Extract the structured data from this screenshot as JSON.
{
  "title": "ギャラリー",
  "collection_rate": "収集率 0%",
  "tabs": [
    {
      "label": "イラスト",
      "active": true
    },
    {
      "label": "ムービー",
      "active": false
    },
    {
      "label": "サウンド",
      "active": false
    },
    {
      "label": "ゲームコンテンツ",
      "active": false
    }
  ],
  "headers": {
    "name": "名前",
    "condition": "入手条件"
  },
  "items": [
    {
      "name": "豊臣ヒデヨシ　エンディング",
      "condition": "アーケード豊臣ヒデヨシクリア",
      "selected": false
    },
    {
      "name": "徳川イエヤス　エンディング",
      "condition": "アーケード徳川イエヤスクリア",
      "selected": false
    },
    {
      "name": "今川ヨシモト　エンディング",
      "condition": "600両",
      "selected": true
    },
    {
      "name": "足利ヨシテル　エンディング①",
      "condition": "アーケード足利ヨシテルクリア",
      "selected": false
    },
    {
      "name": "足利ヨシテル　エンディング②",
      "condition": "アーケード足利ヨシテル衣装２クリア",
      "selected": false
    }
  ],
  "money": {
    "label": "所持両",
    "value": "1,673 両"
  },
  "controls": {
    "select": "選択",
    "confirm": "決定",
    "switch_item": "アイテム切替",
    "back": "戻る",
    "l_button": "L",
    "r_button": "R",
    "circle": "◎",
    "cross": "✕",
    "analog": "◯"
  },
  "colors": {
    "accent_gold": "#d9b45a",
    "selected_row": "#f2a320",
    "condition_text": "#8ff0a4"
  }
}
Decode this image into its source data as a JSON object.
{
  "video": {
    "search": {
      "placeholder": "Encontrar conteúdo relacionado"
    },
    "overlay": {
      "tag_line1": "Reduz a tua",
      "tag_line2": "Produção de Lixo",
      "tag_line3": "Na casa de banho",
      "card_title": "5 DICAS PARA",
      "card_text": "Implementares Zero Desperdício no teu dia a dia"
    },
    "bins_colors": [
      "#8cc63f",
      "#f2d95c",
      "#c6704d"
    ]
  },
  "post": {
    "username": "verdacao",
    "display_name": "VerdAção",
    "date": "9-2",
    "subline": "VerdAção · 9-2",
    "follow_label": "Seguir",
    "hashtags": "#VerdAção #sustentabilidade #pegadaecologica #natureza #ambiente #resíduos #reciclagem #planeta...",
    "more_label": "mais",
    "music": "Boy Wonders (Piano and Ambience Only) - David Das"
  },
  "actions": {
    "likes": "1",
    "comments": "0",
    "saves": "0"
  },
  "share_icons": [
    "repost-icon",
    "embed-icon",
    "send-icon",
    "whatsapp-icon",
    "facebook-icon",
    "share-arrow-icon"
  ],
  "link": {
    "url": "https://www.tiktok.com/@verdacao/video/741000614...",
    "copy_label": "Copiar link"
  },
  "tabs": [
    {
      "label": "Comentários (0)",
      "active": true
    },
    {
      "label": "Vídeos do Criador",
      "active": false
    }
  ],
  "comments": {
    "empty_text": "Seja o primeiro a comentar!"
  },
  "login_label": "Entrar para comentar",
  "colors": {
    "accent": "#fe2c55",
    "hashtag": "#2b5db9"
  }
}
★ ★ ★ ★
▶ [Written instruction]: Your task is to transcribe the material exactly.

▶ [Task solution]:
Extract the structured data from this screenshot as JSON.
{
  "title": "ギャラリー",
  "collection_rate": "収集率 0%",
  "tabs": [
    {
      "label": "イラスト",
      "active": true
    },
    {
      "label": "ムービー",
      "active": false
    },
    {
      "label": "サウンド",
      "active": false
    },
    {
      "label": "ゲームコンテンツ",
      "active": false
    }
  ],
  "headers": {
    "name": "名前",
    "condition": "入手条件"
  },
  "items": [
    {
      "name": "豊臣ヒデヨシ　エンディング",
      "condition": "アーケード豊臣ヒデヨシクリア",
      "selected": false
    },
    {
      "name": "徳川イエヤス　エンディング",
      "condition": "アーケード徳川イエヤスクリア",
      "selected": false
    },
    {
      "name": "今川ヨシモト　エンディング",
      "condition": "600両",
      "selected": true
    },
    {
      "name": "足利ヨシテル　エンディング①",
      "condition": "アーケード足利ヨシテルクリア",
      "selected": false
    },
    {
      "name": "足利ヨシテル　エンディング②",
      "condition": "アーケード足利ヨシテル衣装２クリア",
      "selected": false
    }
  ],
  "money": {
    "label": "所持両",
    "value": "1,673 両"
  },
  "controls": {
    "select": "選択",
    "confirm": "決定",
    "switch_item": "アイテム切替",
    "back": "戻る",
    "l_button": "L",
    "r_button": "R",
    "circle": "◎",
    "cross": "✕",
    "analog": "◯"
  },
  "colors": {
    "accent_gold": "#d9b45a",
    "selected_row": "#f2a320",
    "condition_text": "#8ff0a4"
  }
}
Decode this image into its source data as a JSON object.
{
  "video": {
    "search": {
      "placeholder": "Encontrar conteúdo relacionado"
    },
    "overlay": {
      "tag_line1": "Reduz a tua",
      "tag_line2": "Produção de Lixo",
      "tag_line3": "Na casa de banho",
      "card_title": "5 DICAS PARA",
      "card_text": "Implementares Zero Desperdício no teu dia a dia"
    },
    "bins_colors": [
      "#8cc63f",
      "#f2d95c",
      "#c6704d"
    ]
  },
  "post": {
    "username": "verdacao",
    "display_name": "VerdAção",
    "date": "9-2",
    "subline": "VerdAção · 9-2",
    "follow_label": "Seguir",
    "hashtags": "#VerdAção #sustentabilidade #pegadaecologica #natureza #ambiente #resíduos #reciclagem #planeta...",
    "more_label": "mais",
    "music": "Boy Wonders (Piano and Ambience Only) - David Das"
  },
  "actions": {
    "likes": "1",
    "comments": "0",
    "saves": "0"
  },
  "share_icons": [
    "repost-icon",
    "embed-icon",
    "send-icon",
    "whatsapp-icon",
    "facebook-icon",
    "share-arrow-icon"
  ],
  "link": {
    "url": "https://www.tiktok.com/@verdacao/video/741000614...",
    "copy_label": "Copiar link"
  },
  "tabs": [
    {
      "label": "Comentários (0)",
      "active": true
    },
    {
      "label": "Vídeos do Criador",
      "active": false
    }
  ],
  "comments": {
    "empty_text": "Seja o primeiro a comentar!"
  },
  "login_label": "Entrar para comentar",
  "colors": {
    "accent": "#fe2c55",
    "hashtag": "#2b5db9"
  }
}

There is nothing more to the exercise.